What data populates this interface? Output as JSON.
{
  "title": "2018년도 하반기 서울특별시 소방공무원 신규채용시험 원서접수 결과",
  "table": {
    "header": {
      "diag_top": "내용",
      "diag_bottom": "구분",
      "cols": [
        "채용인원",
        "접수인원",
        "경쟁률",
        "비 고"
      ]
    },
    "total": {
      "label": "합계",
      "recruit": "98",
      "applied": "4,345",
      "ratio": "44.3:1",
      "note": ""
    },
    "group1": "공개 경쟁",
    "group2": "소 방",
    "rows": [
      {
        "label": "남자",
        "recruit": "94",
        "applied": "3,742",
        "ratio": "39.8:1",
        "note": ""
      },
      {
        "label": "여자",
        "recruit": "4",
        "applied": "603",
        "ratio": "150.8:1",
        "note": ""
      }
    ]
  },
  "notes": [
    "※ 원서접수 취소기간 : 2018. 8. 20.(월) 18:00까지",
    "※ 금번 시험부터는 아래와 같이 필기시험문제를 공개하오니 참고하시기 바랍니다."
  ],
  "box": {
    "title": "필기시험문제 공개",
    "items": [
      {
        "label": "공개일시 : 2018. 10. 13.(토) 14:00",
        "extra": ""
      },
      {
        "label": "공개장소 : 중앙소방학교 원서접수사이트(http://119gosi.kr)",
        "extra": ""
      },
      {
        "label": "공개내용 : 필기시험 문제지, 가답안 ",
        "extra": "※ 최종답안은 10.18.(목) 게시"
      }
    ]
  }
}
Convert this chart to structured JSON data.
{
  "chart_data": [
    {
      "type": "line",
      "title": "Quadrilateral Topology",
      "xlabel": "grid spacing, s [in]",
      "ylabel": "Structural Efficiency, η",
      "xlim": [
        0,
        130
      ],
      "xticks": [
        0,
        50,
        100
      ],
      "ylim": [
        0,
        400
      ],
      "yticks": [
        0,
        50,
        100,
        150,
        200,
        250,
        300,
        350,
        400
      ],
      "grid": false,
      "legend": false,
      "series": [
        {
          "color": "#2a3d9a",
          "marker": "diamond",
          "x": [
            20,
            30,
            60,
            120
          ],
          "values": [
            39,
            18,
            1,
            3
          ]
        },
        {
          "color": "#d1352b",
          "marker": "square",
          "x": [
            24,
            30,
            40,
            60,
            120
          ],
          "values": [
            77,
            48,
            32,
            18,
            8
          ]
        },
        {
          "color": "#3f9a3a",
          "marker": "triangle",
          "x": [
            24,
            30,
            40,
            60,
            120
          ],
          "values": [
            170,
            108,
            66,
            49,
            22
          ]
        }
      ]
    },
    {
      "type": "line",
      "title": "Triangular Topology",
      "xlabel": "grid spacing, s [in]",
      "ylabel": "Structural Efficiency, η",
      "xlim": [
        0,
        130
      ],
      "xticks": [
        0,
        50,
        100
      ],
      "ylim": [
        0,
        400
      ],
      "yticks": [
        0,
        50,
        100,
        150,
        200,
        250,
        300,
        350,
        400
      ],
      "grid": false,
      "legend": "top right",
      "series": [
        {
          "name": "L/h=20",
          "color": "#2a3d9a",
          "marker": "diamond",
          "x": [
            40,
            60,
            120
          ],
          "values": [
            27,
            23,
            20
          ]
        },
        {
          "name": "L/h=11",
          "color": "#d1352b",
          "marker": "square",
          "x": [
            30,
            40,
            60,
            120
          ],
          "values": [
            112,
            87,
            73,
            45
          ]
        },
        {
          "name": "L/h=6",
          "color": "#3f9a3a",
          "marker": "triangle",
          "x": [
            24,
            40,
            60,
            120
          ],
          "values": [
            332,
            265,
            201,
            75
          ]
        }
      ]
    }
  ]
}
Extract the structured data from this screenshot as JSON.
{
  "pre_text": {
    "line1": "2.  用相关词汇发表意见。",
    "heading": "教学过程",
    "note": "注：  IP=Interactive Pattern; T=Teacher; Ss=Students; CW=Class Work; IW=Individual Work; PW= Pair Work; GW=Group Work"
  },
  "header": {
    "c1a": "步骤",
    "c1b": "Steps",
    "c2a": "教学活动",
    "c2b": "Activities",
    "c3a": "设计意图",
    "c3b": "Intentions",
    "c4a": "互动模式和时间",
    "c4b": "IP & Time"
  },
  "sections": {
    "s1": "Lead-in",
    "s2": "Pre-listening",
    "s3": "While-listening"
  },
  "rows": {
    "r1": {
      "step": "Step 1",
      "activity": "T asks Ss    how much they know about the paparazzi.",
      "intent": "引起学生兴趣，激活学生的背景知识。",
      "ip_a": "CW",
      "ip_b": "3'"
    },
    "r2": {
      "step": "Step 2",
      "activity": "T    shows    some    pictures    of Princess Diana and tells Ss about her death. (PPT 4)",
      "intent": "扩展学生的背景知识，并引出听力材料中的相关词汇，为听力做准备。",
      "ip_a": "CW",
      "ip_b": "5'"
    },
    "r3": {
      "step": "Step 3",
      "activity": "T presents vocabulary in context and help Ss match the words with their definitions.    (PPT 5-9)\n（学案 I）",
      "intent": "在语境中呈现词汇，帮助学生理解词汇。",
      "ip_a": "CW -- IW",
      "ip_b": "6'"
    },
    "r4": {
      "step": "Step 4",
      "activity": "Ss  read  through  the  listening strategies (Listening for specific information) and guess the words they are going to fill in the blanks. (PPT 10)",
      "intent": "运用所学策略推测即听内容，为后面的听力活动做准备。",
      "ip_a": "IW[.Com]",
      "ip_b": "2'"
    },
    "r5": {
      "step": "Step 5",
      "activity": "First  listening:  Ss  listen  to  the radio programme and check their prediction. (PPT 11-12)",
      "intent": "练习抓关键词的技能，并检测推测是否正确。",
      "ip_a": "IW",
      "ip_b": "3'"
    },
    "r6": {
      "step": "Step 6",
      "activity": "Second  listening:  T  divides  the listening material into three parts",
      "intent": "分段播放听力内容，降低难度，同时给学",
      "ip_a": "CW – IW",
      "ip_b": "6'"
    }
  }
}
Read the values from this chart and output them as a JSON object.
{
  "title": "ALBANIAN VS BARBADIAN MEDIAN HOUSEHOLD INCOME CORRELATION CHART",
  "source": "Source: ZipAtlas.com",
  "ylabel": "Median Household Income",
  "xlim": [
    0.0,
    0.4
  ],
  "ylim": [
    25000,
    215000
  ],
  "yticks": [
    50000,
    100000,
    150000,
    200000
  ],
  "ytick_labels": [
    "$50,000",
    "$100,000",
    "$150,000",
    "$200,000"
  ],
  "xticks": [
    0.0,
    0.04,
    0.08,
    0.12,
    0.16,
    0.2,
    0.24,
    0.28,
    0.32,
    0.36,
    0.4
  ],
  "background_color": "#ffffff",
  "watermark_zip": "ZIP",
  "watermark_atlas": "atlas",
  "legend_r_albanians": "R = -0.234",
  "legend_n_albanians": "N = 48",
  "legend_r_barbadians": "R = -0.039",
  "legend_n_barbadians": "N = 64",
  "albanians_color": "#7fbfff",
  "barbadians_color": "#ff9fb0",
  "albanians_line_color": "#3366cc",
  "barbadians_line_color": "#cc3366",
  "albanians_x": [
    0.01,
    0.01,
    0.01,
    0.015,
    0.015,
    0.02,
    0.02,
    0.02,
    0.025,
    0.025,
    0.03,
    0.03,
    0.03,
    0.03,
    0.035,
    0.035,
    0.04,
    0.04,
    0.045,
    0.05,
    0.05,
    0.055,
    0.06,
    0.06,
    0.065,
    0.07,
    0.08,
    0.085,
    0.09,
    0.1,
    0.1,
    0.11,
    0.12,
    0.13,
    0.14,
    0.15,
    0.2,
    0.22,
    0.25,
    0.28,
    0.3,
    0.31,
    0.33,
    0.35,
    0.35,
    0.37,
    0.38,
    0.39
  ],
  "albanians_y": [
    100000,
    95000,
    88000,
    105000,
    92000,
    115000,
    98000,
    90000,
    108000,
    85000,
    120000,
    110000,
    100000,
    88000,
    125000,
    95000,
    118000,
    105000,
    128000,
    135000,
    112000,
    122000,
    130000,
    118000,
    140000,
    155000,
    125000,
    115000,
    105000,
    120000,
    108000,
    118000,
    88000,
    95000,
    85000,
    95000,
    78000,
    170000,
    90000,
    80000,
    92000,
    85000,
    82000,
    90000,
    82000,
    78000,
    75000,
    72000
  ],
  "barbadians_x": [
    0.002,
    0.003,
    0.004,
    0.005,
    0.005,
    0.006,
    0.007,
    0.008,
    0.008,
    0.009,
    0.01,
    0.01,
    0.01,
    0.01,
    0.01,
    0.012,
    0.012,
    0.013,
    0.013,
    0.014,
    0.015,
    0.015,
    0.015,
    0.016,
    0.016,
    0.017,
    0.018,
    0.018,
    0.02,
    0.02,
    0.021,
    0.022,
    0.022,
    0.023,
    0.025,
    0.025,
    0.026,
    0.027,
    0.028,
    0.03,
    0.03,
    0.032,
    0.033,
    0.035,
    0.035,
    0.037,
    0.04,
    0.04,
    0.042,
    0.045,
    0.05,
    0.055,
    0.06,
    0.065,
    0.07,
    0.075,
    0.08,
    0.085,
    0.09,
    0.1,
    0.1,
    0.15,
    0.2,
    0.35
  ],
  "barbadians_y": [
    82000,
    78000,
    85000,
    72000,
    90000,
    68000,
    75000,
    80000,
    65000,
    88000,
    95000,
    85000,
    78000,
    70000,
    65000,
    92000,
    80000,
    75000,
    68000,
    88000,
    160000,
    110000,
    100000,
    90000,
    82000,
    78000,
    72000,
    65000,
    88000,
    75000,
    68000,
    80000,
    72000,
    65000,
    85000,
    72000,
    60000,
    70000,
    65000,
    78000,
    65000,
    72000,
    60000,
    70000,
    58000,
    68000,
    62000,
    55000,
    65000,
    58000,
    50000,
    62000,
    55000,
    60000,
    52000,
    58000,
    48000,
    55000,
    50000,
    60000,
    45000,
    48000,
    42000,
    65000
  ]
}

━━━━━━

Directions for this task | Which lines above contain the word "structured"? Copy each of them.

Response to this exercise |
Convert this chart to structured JSON data.
Extract the structured data from this screenshot as JSON.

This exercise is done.